┌────────
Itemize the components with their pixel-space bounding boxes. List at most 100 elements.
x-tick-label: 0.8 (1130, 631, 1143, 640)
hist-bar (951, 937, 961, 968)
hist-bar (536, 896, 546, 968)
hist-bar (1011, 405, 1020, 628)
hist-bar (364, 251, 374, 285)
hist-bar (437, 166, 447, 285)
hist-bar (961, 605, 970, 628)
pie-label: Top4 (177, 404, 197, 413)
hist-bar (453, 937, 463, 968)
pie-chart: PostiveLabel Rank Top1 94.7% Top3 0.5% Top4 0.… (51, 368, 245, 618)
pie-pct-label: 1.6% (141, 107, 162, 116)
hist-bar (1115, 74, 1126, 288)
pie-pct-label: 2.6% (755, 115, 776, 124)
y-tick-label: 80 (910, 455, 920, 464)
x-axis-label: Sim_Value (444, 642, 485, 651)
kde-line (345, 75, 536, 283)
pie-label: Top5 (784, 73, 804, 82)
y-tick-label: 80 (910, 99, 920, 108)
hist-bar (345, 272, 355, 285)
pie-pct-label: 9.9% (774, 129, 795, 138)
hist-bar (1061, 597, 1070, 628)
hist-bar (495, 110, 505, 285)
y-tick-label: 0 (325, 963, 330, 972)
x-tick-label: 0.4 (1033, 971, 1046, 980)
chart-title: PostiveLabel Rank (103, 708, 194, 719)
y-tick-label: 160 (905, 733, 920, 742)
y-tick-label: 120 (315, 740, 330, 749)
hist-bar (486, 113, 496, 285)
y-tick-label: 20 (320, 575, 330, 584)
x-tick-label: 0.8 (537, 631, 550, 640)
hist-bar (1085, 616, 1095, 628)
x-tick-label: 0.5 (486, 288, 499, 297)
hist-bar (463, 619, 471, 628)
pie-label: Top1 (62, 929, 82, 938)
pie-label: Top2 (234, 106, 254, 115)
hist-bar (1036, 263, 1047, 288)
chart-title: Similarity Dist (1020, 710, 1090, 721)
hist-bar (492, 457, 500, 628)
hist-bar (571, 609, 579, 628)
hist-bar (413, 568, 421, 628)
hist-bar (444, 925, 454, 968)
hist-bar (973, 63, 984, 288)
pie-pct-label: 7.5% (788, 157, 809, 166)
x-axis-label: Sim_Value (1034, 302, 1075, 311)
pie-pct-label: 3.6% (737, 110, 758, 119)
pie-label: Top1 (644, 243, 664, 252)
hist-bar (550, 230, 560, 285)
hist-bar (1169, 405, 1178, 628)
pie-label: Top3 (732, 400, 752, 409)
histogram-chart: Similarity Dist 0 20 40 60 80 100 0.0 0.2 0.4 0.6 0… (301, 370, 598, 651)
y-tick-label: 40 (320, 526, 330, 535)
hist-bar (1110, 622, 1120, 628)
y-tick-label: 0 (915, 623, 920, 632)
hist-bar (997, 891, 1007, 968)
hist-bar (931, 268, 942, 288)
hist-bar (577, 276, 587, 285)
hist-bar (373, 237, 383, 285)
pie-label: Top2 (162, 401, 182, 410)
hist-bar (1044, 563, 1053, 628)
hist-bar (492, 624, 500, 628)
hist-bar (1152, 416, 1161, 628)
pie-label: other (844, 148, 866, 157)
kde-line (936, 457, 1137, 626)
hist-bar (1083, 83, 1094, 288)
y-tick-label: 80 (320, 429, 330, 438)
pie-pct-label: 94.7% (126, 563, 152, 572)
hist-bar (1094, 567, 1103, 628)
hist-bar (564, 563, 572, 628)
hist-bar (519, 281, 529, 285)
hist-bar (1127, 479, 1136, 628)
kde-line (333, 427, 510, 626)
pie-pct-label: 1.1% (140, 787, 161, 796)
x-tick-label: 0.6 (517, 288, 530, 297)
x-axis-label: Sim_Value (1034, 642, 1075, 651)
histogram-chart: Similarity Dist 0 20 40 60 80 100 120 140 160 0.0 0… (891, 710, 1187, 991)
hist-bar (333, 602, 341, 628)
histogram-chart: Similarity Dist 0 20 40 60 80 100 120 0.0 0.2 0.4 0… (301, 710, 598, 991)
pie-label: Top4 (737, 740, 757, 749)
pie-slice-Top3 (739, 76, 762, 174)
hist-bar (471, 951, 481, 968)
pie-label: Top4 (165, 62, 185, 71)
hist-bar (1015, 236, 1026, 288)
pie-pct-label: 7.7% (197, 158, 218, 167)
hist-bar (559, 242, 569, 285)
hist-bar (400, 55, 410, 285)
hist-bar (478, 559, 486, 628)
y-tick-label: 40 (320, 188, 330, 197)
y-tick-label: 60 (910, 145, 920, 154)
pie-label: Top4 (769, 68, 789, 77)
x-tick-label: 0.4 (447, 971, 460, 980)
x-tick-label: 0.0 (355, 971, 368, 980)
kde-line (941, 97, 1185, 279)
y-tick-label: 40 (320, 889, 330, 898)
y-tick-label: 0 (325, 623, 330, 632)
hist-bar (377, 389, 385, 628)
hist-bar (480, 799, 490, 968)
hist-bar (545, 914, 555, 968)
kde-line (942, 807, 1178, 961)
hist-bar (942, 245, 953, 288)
└────────
What you need to do >> Tally the lines in the items above that contain the string "chart", with case counting, and give only the number.

Reply to the task >> 6